■ **Problem details**
Give back the full listing verbatim, apart from its images.

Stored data
..........
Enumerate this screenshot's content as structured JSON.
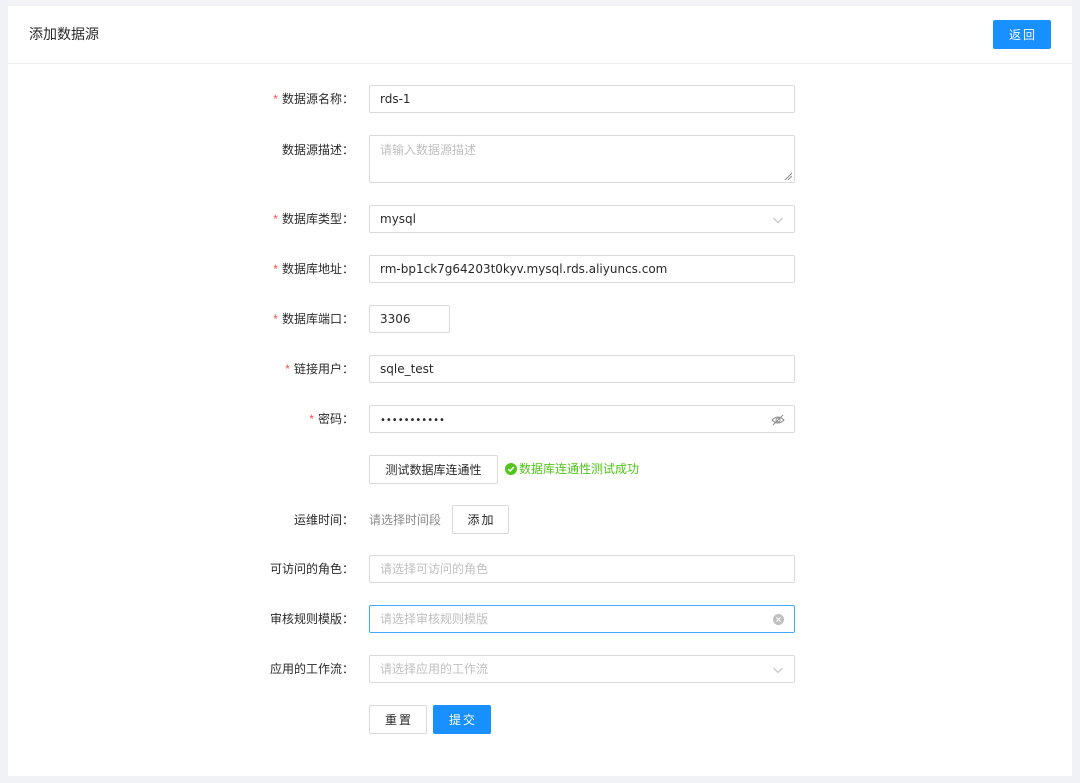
{
  "header": {
    "title": "添加数据源",
    "back_label": "返回"
  },
  "form": {
    "fields": {
      "name": {
        "label": "数据源名称",
        "required": true,
        "value": "rds-1"
      },
      "desc": {
        "label": "数据源描述",
        "required": false,
        "placeholder": "请输入数据源描述"
      },
      "db_type": {
        "label": "数据库类型",
        "required": true,
        "value": "mysql"
      },
      "host": {
        "label": "数据库地址",
        "required": true,
        "value": "rm-bp1ck7g64203t0kyv.mysql.rds.aliyuncs.com"
      },
      "port": {
        "label": "数据库端口",
        "required": true,
        "value": "3306"
      },
      "user": {
        "label": "链接用户",
        "required": true,
        "value": "sqle_test"
      },
      "password": {
        "label": "密码",
        "required": true,
        "value": "•••••••••••"
      },
      "maintenance": {
        "label": "运维时间",
        "placeholder": "请选择时间段",
        "add_label": "添加"
      },
      "roles": {
        "label": "可访问的角色",
        "placeholder": "请选择可访问的角色"
      },
      "rule_template": {
        "label": "审核规则模版",
        "placeholder": "请选择审核规则模版"
      },
      "workflow": {
        "label": "应用的工作流",
        "placeholder": "请选择应用的工作流"
      }
    },
    "test_connection_label": "测试数据库连通性",
    "test_result": "数据库连通性测试成功",
    "label_colon": "：",
    "required_mark": "*",
    "reset_label": "重置",
    "submit_label": "提交"
  },
  "colors": {
    "primary": "#1890ff",
    "success": "#52c41a",
    "required": "#ff4d4f",
    "border": "#d9d9d9",
    "placeholder": "#bfbfbf"
  },
  "icons": {
    "select_arrow": "chevron-down-icon",
    "password_toggle": "eye-invisible-icon",
    "clear": "clear-circle-icon",
    "success": "check-circle-icon"
  }
}
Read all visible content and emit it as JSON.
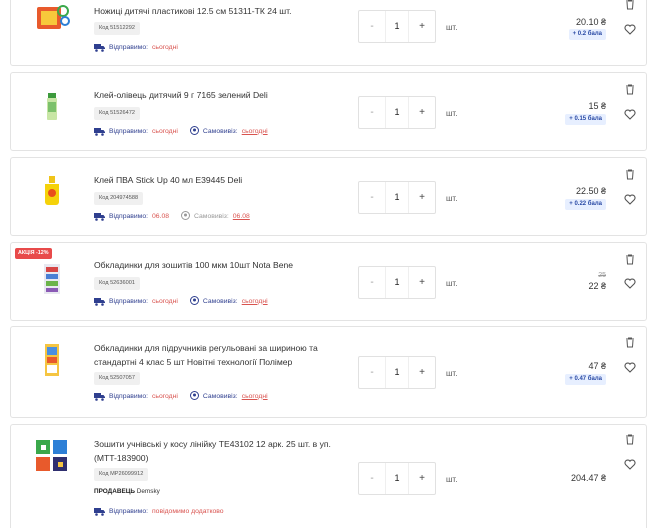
{
  "colors": {
    "accent_blue": "#2f3f8f",
    "date_red": "#d9534f",
    "bonus_bg": "#e7efff",
    "promo_red": "#e84a4a"
  },
  "labels": {
    "unit": "шт.",
    "qty_minus": "-",
    "qty_plus": "+",
    "ship_label": "Відправимо:",
    "pickup_label": "Самовивіз:",
    "seller_label": "ПРОДАВЕЦЬ"
  },
  "items": [
    {
      "title": "Ножиці дитячі пластикові 12.5 см 51311-ТК 24 шт.",
      "code": "Код 51512292",
      "ship": "сьогодні",
      "quantity": "1",
      "price": "20.10 ₴",
      "bonus": "+ 0.2 бала"
    },
    {
      "title": "Клей-олівець дитячий 9 г 7165 зелений Deli",
      "code": "Код 51526472",
      "ship": "сьогодні",
      "pickup": "сьогодні",
      "quantity": "1",
      "price": "15 ₴",
      "bonus": "+ 0.15 бала"
    },
    {
      "title": "Клей ПВА Stick Up 40 мл E39445 Deli",
      "code": "Код 204974588",
      "ship": "06.08",
      "pickup": "06.08",
      "quantity": "1",
      "price": "22.50 ₴",
      "bonus": "+ 0.22 бала"
    },
    {
      "promo": "АКЦІЯ -12%",
      "title": "Обкладинки для зошитів 100 мкм 10шт Nota Bene",
      "code": "Код 52636001",
      "ship": "сьогодні",
      "pickup": "сьогодні",
      "quantity": "1",
      "old_price": "25",
      "price": "22 ₴"
    },
    {
      "title": "Обкладинки для підручників регульовані за шириною та стандартні 4 клас 5 шт Новітні технології Полімер",
      "code": "Код 52507057",
      "ship": "сьогодні",
      "pickup": "сьогодні",
      "quantity": "1",
      "price": "47 ₴",
      "bonus": "+ 0.47 бала"
    },
    {
      "title": "Зошити учнівські у косу лінійку TE43102 12 арк. 25 шт. в уп. (MTT-183900)",
      "code": "Код MP26099912",
      "seller": "Demsky",
      "ship": "повідомимо додатково",
      "quantity": "1",
      "price": "204.47 ₴"
    }
  ]
}
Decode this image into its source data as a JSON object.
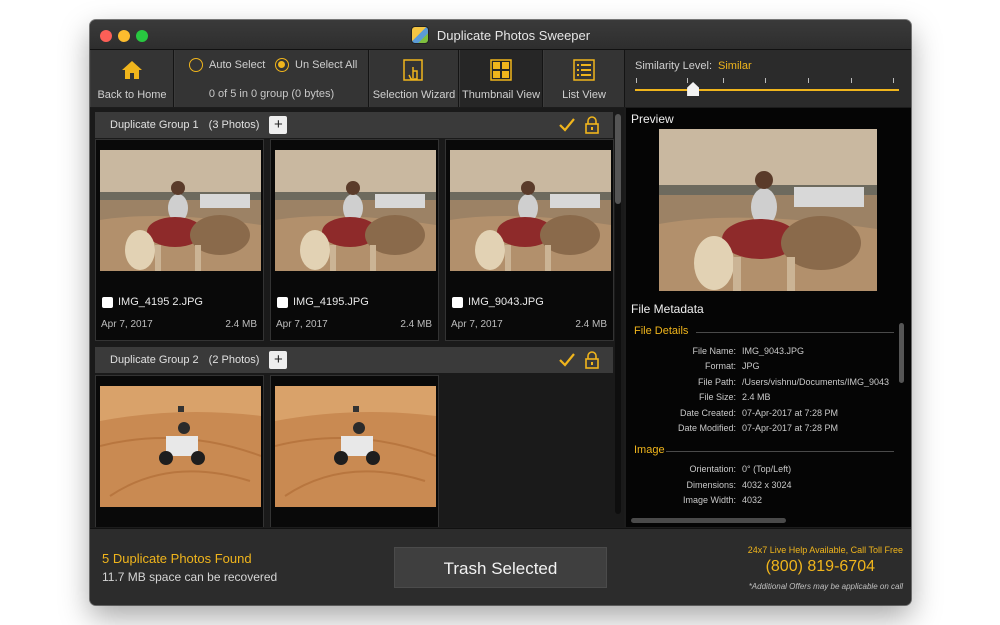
..........
■ **Response to this exercise**
Enumerate this screenshot's content as structured JSON.
{
  "header": {
    "title": "添加数据源",
    "back_label": "返回"
  },
  "form": {
    "fields": {
      "name": {
        "label": "数据源名称",
        "required": true,
        "value": "rds-1"
      },
      "desc": {
        "label": "数据源描述",
        "required": false,
        "placeholder": "请输入数据源描述"
      },
      "db_type": {
        "label": "数据库类型",
        "required": true,
        "value": "mysql"
      },
      "host": {
        "label": "数据库地址",
        "required": true,
        "value": "rm-bp1ck7g64203t0kyv.mysql.rds.aliyuncs.com"
      },
      "port": {
        "label": "数据库端口",
        "required": true,
        "value": "3306"
      },
      "user": {
        "label": "链接用户",
        "required": true,
        "value": "sqle_test"
      },
      "password": {
        "label": "密码",
        "required": true,
        "value": "•••••••••••"
      },
      "maintenance": {
        "label": "运维时间",
        "placeholder": "请选择时间段",
        "add_label": "添加"
      },
      "roles": {
        "label": "可访问的角色",
        "placeholder": "请选择可访问的角色"
      },
      "rule_template": {
        "label": "审核规则模版",
        "placeholder": "请选择审核规则模版"
      },
      "workflow": {
        "label": "应用的工作流",
        "placeholder": "请选择应用的工作流"
      }
    },
    "test_connection_label": "测试数据库连通性",
    "test_result": "数据库连通性测试成功",
    "label_colon": "：",
    "required_mark": "*",
    "reset_label": "重置",
    "submit_label": "提交"
  },
  "colors": {
    "primary": "#1890ff",
    "success": "#52c41a",
    "required": "#ff4d4f",
    "border": "#d9d9d9",
    "placeholder": "#bfbfbf"
  },
  "icons": {
    "select_arrow": "chevron-down-icon",
    "password_toggle": "eye-invisible-icon",
    "clear": "clear-circle-icon",
    "success": "check-circle-icon"
  }
}
Read all visible content and emit it as JSON.
{
  "colors": {
    "accent_blue": "#2f3f8f",
    "date_red": "#d9534f",
    "bonus_bg": "#e7efff",
    "promo_red": "#e84a4a"
  },
  "labels": {
    "unit": "шт.",
    "qty_minus": "-",
    "qty_plus": "+",
    "ship_label": "Відправимо:",
    "pickup_label": "Самовивіз:",
    "seller_label": "ПРОДАВЕЦЬ"
  },
  "items": [
    {
      "title": "Ножиці дитячі пластикові 12.5 см 51311-ТК 24 шт.",
      "code": "Код 51512292",
      "ship": "сьогодні",
      "quantity": "1",
      "price": "20.10 ₴",
      "bonus": "+ 0.2 бала"
    },
    {
      "title": "Клей-олівець дитячий 9 г 7165 зелений Deli",
      "code": "Код 51526472",
      "ship": "сьогодні",
      "pickup": "сьогодні",
      "quantity": "1",
      "price": "15 ₴",
      "bonus": "+ 0.15 бала"
    },
    {
      "title": "Клей ПВА Stick Up 40 мл E39445 Deli",
      "code": "Код 204974588",
      "ship": "06.08",
      "pickup": "06.08",
      "quantity": "1",
      "price": "22.50 ₴",
      "bonus": "+ 0.22 бала"
    },
    {
      "promo": "АКЦІЯ -12%",
      "title": "Обкладинки для зошитів 100 мкм 10шт Nota Bene",
      "code": "Код 52636001",
      "ship": "сьогодні",
      "pickup": "сьогодні",
      "quantity": "1",
      "old_price": "25",
      "price": "22 ₴"
    },
    {
      "title": "Обкладинки для підручників регульовані за шириною та стандартні 4 клас 5 шт Новітні технології Полімер",
      "code": "Код 52507057",
      "ship": "сьогодні",
      "pickup": "сьогодні",
      "quantity": "1",
      "price": "47 ₴",
      "bonus": "+ 0.47 бала"
    },
    {
      "title": "Зошити учнівські у косу лінійку TE43102 12 арк. 25 шт. в уп. (MTT-183900)",
      "code": "Код MP26099912",
      "seller": "Demsky",
      "ship": "повідомимо додатково",
      "quantity": "1",
      "price": "204.47 ₴"
    }
  ]
}
Decode this image into its source data as a JSON object.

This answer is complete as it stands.